What to produce: Read the material below and count the lines holding the string "spending". Give that count with nothing added.
--- start Provided records ---
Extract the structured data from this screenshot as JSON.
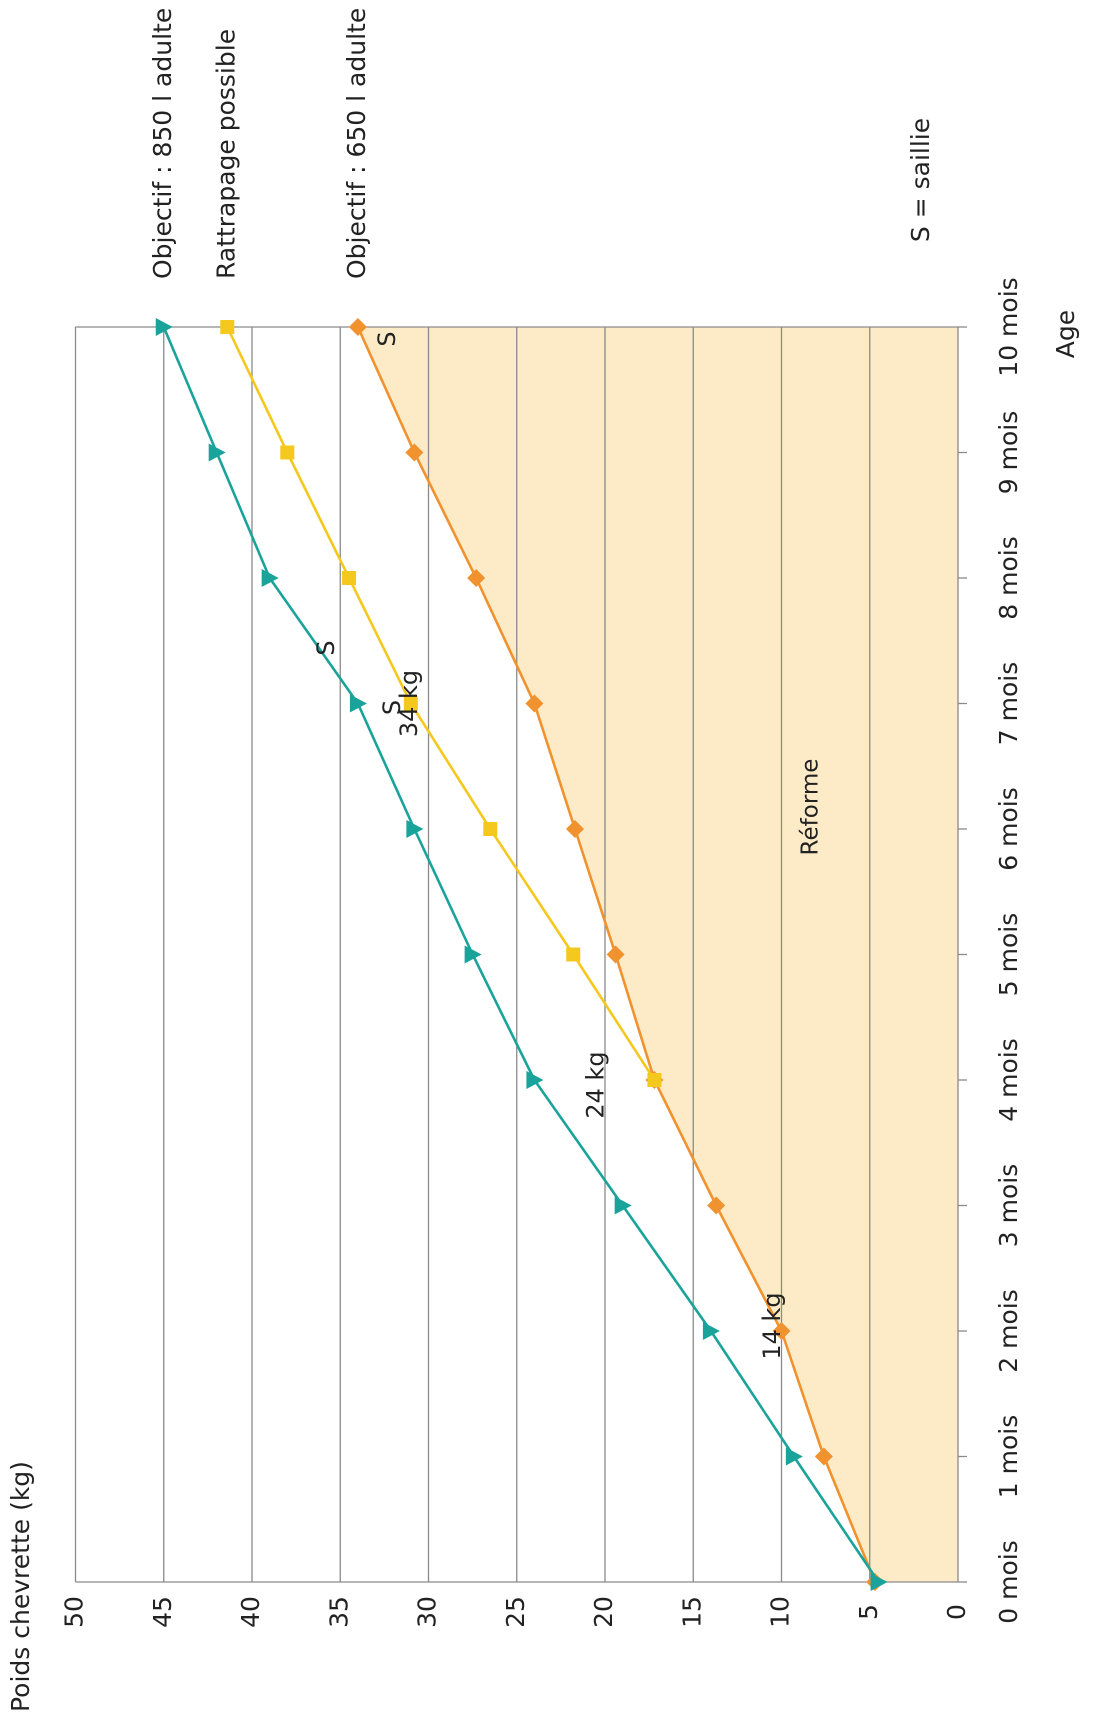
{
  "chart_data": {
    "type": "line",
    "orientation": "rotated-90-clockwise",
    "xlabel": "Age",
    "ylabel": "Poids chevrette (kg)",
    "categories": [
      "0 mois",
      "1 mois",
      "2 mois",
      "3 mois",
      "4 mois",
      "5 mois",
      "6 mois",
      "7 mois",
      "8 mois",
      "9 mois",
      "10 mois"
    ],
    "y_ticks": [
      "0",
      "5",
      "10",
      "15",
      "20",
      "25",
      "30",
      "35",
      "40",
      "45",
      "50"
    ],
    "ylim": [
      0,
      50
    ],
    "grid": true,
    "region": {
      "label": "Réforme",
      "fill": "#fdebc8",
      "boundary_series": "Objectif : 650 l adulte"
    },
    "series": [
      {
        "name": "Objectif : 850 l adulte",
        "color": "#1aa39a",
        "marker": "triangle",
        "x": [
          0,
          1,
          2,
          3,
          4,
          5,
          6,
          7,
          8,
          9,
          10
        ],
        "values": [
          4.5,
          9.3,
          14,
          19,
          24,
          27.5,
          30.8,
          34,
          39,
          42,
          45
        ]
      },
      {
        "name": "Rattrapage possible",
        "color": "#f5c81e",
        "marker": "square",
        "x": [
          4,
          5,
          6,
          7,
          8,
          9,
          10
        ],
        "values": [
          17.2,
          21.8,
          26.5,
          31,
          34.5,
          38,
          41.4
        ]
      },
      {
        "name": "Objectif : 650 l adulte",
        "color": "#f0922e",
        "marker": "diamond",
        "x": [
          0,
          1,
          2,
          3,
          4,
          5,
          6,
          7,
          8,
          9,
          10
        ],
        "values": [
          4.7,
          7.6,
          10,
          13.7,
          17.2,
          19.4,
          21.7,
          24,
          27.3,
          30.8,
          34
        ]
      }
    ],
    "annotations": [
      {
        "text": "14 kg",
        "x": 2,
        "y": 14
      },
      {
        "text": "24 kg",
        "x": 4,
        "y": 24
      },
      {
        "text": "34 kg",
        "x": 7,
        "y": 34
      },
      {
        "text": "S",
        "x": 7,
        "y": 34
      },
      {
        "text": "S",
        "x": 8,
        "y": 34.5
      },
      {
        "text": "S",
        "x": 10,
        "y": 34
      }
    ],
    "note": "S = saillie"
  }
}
--- end Provided records ---
--- start Provided records ---
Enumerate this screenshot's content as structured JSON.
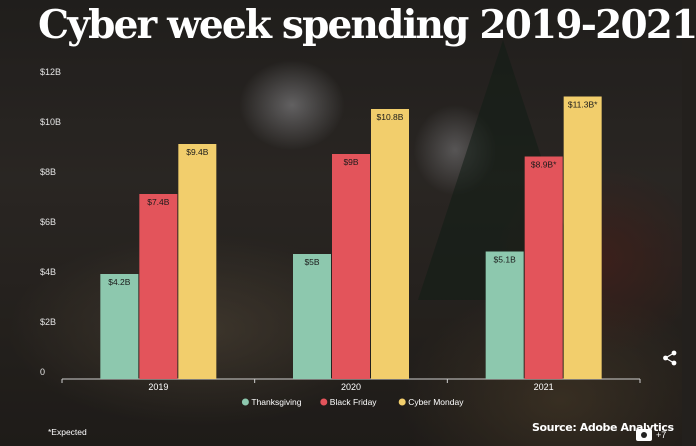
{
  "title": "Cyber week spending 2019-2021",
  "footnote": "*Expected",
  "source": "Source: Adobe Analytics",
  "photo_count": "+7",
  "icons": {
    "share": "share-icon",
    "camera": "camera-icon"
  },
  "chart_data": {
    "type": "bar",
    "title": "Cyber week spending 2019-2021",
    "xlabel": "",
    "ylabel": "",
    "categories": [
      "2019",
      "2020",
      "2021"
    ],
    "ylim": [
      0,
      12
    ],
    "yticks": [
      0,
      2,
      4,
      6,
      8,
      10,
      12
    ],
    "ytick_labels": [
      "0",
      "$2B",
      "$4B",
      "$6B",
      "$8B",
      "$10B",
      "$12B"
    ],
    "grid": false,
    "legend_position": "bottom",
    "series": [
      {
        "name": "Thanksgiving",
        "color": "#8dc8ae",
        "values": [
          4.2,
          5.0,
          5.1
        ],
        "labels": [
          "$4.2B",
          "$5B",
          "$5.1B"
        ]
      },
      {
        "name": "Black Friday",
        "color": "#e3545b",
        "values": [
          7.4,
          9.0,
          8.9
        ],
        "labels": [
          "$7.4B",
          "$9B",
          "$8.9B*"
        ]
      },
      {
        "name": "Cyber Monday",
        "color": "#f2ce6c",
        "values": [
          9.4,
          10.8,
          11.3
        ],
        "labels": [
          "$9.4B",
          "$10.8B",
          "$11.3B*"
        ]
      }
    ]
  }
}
--- end Provided records ---
--- start Provided records ---
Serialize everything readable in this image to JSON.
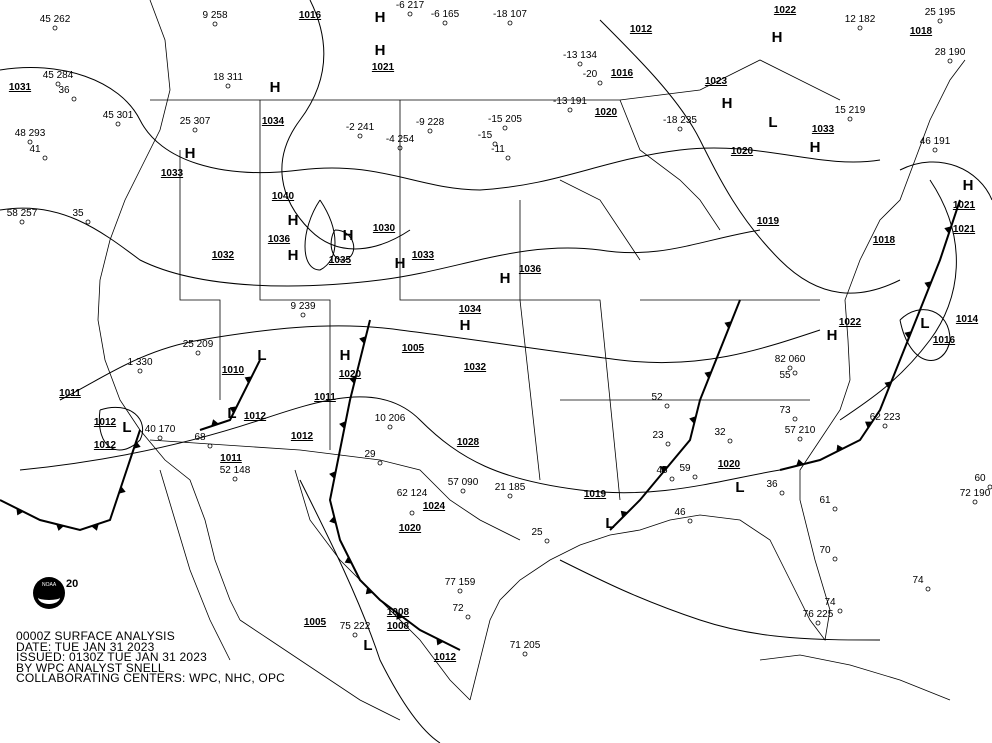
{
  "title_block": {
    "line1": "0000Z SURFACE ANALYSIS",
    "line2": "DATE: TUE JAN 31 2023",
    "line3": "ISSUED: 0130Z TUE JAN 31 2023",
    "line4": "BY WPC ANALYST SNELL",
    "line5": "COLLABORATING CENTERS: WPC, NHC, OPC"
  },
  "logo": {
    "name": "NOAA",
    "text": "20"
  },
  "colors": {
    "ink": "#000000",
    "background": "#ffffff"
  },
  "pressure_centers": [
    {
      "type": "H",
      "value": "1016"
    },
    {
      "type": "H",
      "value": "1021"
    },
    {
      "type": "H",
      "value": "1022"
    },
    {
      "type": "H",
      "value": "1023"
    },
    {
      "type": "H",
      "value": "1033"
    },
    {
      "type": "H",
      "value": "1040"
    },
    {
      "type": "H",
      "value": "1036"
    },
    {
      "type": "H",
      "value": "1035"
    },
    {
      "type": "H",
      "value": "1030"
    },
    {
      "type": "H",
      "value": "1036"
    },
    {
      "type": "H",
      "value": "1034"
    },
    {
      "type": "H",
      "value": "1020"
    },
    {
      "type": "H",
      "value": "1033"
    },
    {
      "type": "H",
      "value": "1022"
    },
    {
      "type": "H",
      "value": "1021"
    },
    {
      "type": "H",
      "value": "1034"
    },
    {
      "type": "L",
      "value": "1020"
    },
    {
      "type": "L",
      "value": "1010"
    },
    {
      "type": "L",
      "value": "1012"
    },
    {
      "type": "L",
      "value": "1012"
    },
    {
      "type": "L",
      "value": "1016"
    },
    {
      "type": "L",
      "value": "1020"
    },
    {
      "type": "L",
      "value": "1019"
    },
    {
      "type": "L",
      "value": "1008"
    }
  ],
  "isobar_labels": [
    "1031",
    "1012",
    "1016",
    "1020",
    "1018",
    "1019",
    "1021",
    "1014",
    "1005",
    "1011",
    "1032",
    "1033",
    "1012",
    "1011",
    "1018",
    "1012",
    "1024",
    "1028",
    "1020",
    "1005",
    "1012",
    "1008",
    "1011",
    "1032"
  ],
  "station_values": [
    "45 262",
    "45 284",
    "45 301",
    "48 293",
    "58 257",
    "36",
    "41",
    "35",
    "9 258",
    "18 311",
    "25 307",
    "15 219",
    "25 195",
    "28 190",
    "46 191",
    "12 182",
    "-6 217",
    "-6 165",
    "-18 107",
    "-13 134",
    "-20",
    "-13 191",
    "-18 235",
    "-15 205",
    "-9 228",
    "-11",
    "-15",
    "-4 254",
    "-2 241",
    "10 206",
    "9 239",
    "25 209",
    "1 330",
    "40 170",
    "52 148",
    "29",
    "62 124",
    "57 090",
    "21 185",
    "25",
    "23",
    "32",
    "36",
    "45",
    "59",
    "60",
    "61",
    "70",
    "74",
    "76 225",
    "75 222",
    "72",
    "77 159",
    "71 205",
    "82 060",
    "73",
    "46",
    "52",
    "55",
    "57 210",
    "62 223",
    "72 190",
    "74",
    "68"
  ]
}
--- end Provided records ---
Correct output: 2